● GOAL: Restate the full listing word for word and leave the pictures out.

Dataset rows
-- Begin --
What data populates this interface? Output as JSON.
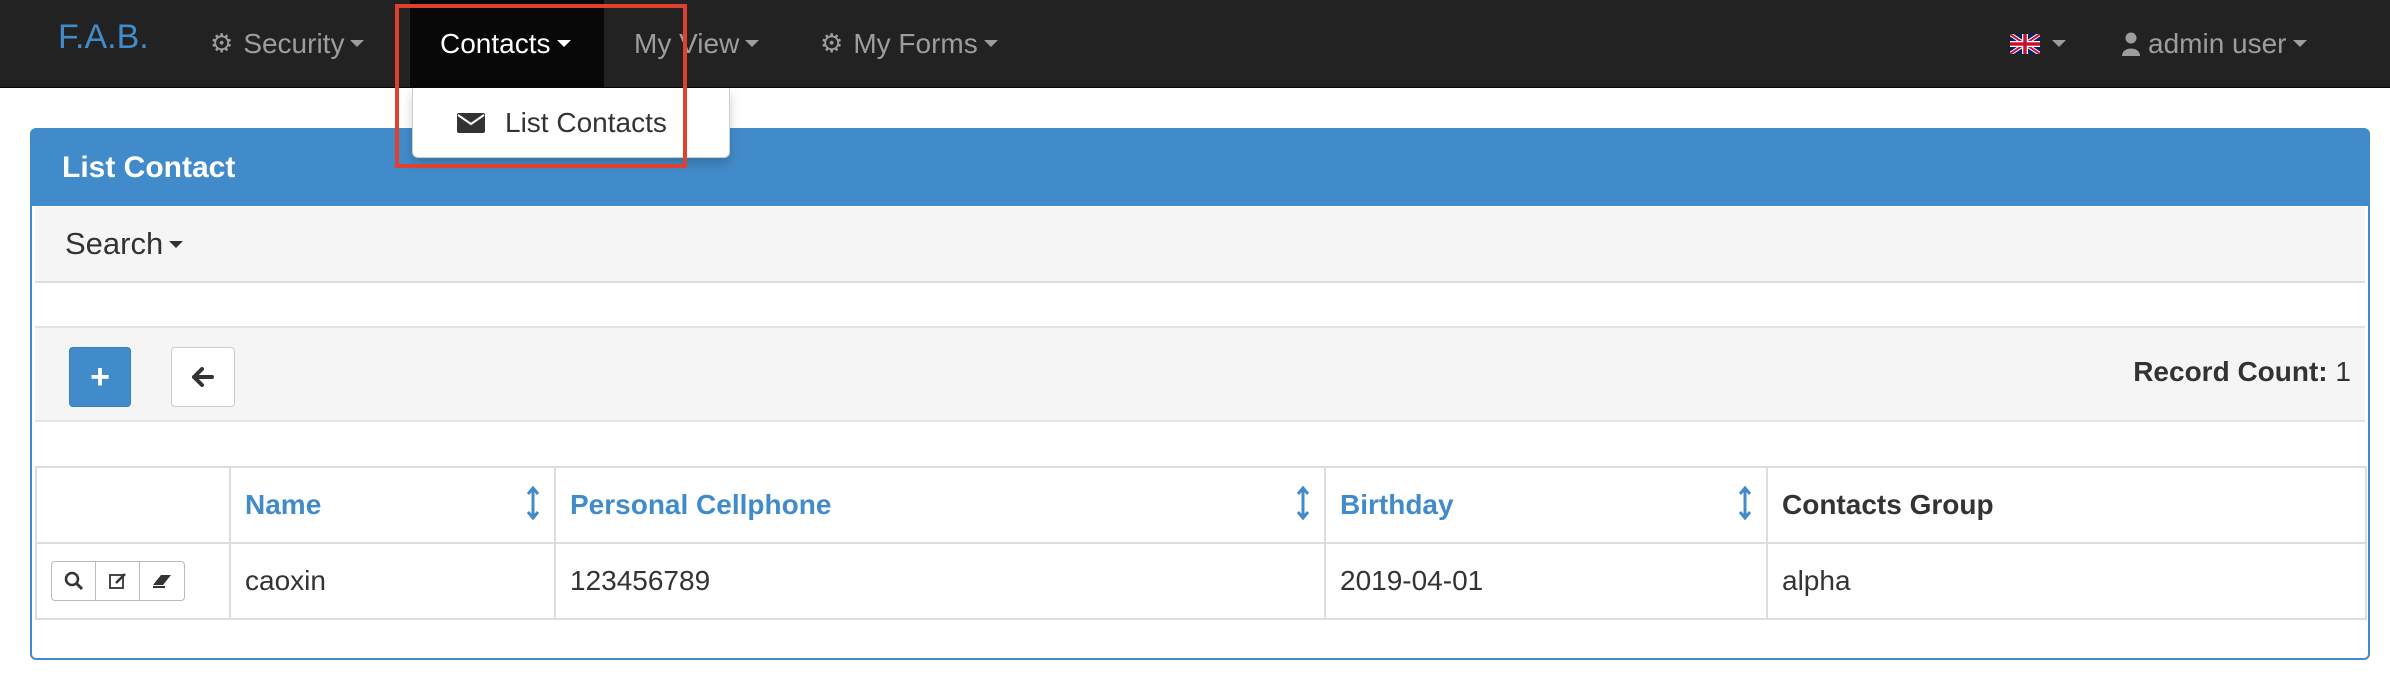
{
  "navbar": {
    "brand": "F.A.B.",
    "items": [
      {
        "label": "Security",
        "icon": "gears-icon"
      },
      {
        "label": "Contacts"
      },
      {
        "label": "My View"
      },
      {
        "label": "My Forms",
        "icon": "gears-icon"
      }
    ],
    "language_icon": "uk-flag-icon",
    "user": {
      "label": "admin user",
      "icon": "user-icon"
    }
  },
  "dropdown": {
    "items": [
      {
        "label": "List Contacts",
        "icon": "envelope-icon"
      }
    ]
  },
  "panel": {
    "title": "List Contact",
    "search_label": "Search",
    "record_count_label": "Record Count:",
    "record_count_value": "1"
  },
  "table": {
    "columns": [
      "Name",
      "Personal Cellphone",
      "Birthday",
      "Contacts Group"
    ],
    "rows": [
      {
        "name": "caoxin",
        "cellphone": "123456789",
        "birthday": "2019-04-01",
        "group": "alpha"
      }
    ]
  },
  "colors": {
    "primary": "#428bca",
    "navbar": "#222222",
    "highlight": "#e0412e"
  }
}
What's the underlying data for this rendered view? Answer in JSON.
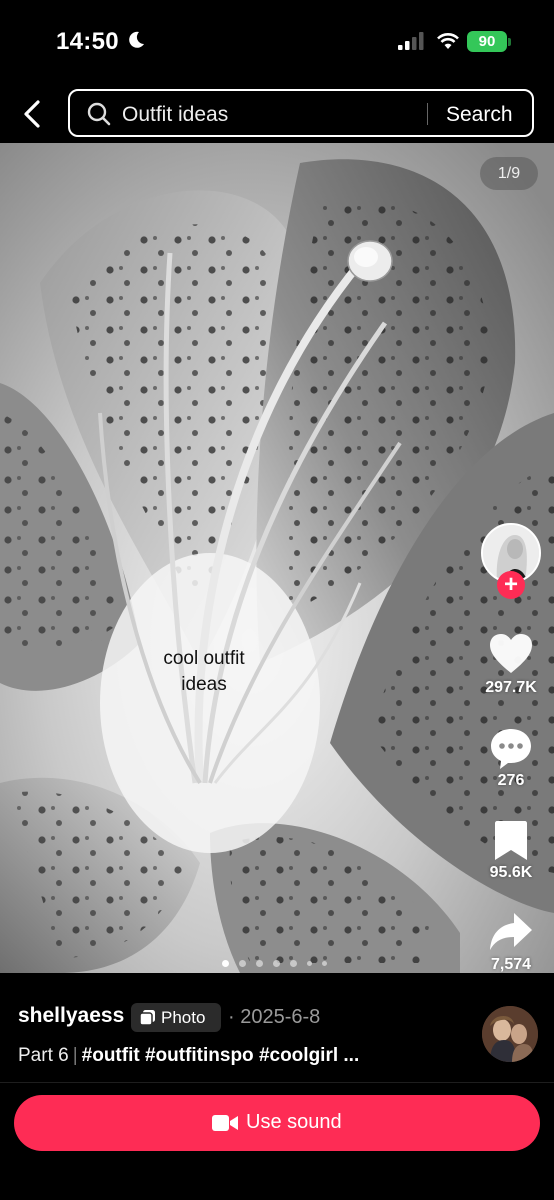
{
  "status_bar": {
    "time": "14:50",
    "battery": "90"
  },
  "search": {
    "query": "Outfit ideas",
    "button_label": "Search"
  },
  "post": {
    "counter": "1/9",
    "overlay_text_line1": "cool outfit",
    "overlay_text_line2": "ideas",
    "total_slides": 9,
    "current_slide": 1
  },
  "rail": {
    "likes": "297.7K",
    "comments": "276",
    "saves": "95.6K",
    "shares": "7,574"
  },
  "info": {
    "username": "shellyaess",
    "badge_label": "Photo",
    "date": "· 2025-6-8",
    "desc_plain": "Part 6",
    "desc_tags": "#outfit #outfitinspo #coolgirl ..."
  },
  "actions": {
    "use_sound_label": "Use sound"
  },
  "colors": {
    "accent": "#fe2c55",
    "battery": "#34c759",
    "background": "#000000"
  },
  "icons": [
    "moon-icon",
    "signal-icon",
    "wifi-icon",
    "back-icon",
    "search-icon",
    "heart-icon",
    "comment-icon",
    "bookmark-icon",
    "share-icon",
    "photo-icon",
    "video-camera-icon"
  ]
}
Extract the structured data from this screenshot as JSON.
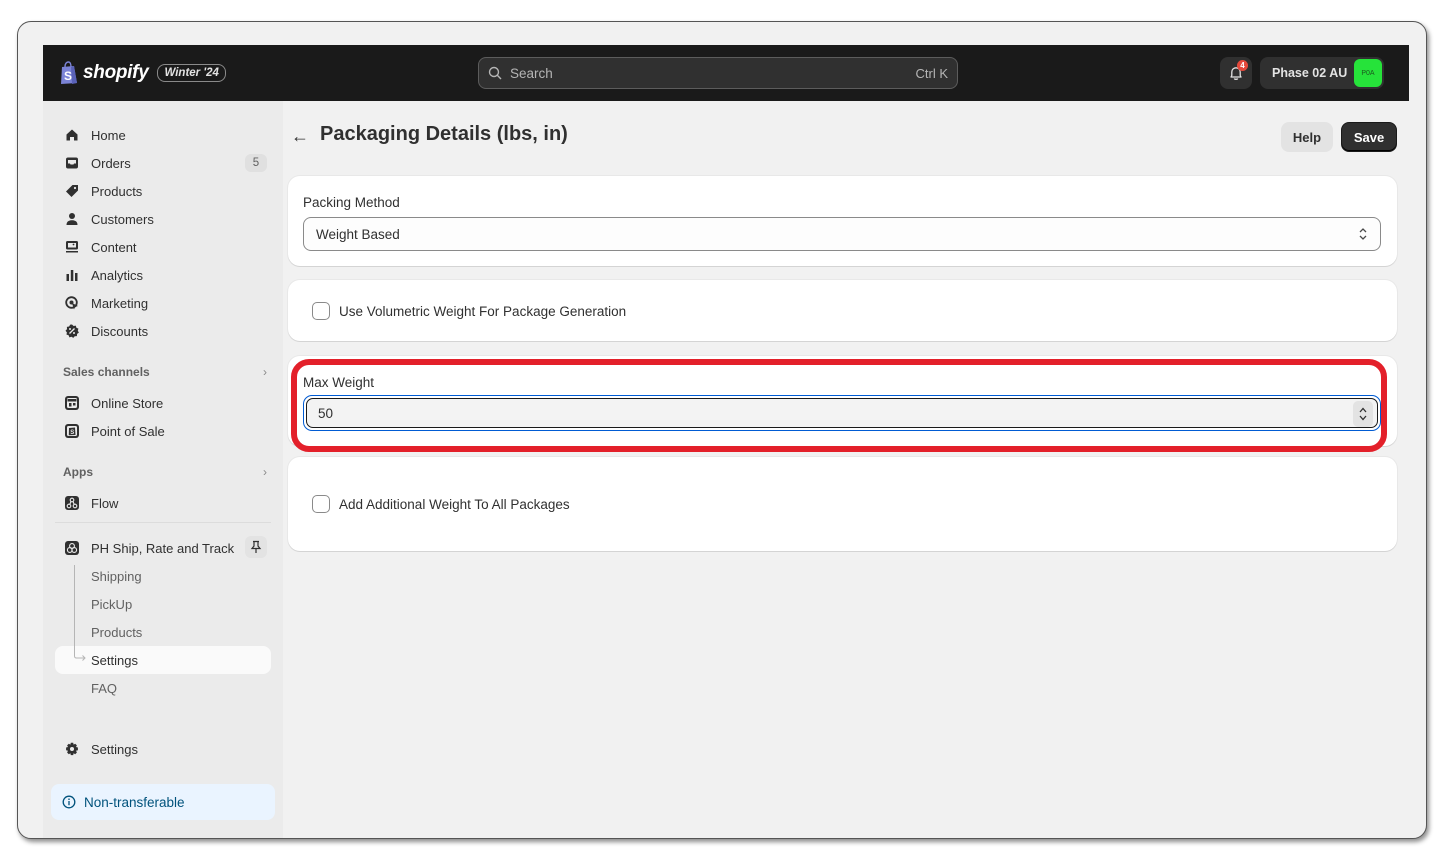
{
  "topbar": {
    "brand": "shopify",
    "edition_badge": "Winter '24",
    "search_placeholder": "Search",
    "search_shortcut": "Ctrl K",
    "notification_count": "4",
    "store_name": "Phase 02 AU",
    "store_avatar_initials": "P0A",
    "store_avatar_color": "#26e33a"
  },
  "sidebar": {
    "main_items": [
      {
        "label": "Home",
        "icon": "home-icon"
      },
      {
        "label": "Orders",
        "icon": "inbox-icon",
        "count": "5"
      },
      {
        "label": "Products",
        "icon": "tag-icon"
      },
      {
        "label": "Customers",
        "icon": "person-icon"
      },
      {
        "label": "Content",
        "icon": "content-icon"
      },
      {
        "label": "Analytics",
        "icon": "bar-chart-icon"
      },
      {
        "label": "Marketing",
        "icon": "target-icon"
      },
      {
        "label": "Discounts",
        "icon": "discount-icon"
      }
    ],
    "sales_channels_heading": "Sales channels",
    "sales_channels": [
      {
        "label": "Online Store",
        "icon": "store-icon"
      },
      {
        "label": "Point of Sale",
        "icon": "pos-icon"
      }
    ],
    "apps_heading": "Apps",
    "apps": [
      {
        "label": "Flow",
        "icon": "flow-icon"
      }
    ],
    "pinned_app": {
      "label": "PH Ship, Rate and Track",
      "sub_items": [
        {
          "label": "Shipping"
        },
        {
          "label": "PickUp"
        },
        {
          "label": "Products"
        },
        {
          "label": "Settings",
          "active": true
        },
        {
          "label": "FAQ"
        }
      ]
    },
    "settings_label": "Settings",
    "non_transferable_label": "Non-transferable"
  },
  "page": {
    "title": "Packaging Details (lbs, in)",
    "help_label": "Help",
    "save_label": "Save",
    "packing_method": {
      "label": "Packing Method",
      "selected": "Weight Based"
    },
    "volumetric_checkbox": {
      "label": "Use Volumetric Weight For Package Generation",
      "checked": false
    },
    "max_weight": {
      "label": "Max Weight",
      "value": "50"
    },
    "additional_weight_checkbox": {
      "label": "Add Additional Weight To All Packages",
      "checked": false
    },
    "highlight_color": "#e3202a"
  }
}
-- End --
● FULL ANSWER:
What data populates this interface? Output as JSON.
{
  "navbar": {
    "brand": "F.A.B.",
    "items": [
      {
        "label": "Security",
        "icon": "gears-icon"
      },
      {
        "label": "Contacts"
      },
      {
        "label": "My View"
      },
      {
        "label": "My Forms",
        "icon": "gears-icon"
      }
    ],
    "language_icon": "uk-flag-icon",
    "user": {
      "label": "admin user",
      "icon": "user-icon"
    }
  },
  "dropdown": {
    "items": [
      {
        "label": "List Contacts",
        "icon": "envelope-icon"
      }
    ]
  },
  "panel": {
    "title": "List Contact",
    "search_label": "Search",
    "record_count_label": "Record Count:",
    "record_count_value": "1"
  },
  "table": {
    "columns": [
      "Name",
      "Personal Cellphone",
      "Birthday",
      "Contacts Group"
    ],
    "rows": [
      {
        "name": "caoxin",
        "cellphone": "123456789",
        "birthday": "2019-04-01",
        "group": "alpha"
      }
    ]
  },
  "colors": {
    "primary": "#428bca",
    "navbar": "#222222",
    "highlight": "#e0412e"
  }
}
What's the underlying data for this rendered view? Answer in JSON.
{
  "status_bar": {
    "time": "14:50",
    "battery": "90"
  },
  "search": {
    "query": "Outfit ideas",
    "button_label": "Search"
  },
  "post": {
    "counter": "1/9",
    "overlay_text_line1": "cool outfit",
    "overlay_text_line2": "ideas",
    "total_slides": 9,
    "current_slide": 1
  },
  "rail": {
    "likes": "297.7K",
    "comments": "276",
    "saves": "95.6K",
    "shares": "7,574"
  },
  "info": {
    "username": "shellyaess",
    "badge_label": "Photo",
    "date": "· 2025-6-8",
    "desc_plain": "Part 6",
    "desc_tags": "#outfit #outfitinspo #coolgirl ..."
  },
  "actions": {
    "use_sound_label": "Use sound"
  },
  "colors": {
    "accent": "#fe2c55",
    "battery": "#34c759",
    "background": "#000000"
  },
  "icons": [
    "moon-icon",
    "signal-icon",
    "wifi-icon",
    "back-icon",
    "search-icon",
    "heart-icon",
    "comment-icon",
    "bookmark-icon",
    "share-icon",
    "photo-icon",
    "video-camera-icon"
  ]
}
Extract the structured data from this screenshot as JSON.
{
  "topbar": {
    "brand": "shopify",
    "edition_badge": "Winter '24",
    "search_placeholder": "Search",
    "search_shortcut": "Ctrl K",
    "notification_count": "4",
    "store_name": "Phase 02 AU",
    "store_avatar_initials": "P0A",
    "store_avatar_color": "#26e33a"
  },
  "sidebar": {
    "main_items": [
      {
        "label": "Home",
        "icon": "home-icon"
      },
      {
        "label": "Orders",
        "icon": "inbox-icon",
        "count": "5"
      },
      {
        "label": "Products",
        "icon": "tag-icon"
      },
      {
        "label": "Customers",
        "icon": "person-icon"
      },
      {
        "label": "Content",
        "icon": "content-icon"
      },
      {
        "label": "Analytics",
        "icon": "bar-chart-icon"
      },
      {
        "label": "Marketing",
        "icon": "target-icon"
      },
      {
        "label": "Discounts",
        "icon": "discount-icon"
      }
    ],
    "sales_channels_heading": "Sales channels",
    "sales_channels": [
      {
        "label": "Online Store",
        "icon": "store-icon"
      },
      {
        "label": "Point of Sale",
        "icon": "pos-icon"
      }
    ],
    "apps_heading": "Apps",
    "apps": [
      {
        "label": "Flow",
        "icon": "flow-icon"
      }
    ],
    "pinned_app": {
      "label": "PH Ship, Rate and Track",
      "sub_items": [
        {
          "label": "Shipping"
        },
        {
          "label": "PickUp"
        },
        {
          "label": "Products"
        },
        {
          "label": "Settings",
          "active": true
        },
        {
          "label": "FAQ"
        }
      ]
    },
    "settings_label": "Settings",
    "non_transferable_label": "Non-transferable"
  },
  "page": {
    "title": "Packaging Details (lbs, in)",
    "help_label": "Help",
    "save_label": "Save",
    "packing_method": {
      "label": "Packing Method",
      "selected": "Weight Based"
    },
    "volumetric_checkbox": {
      "label": "Use Volumetric Weight For Package Generation",
      "checked": false
    },
    "max_weight": {
      "label": "Max Weight",
      "value": "50"
    },
    "additional_weight_checkbox": {
      "label": "Add Additional Weight To All Packages",
      "checked": false
    },
    "highlight_color": "#e3202a"
  }
}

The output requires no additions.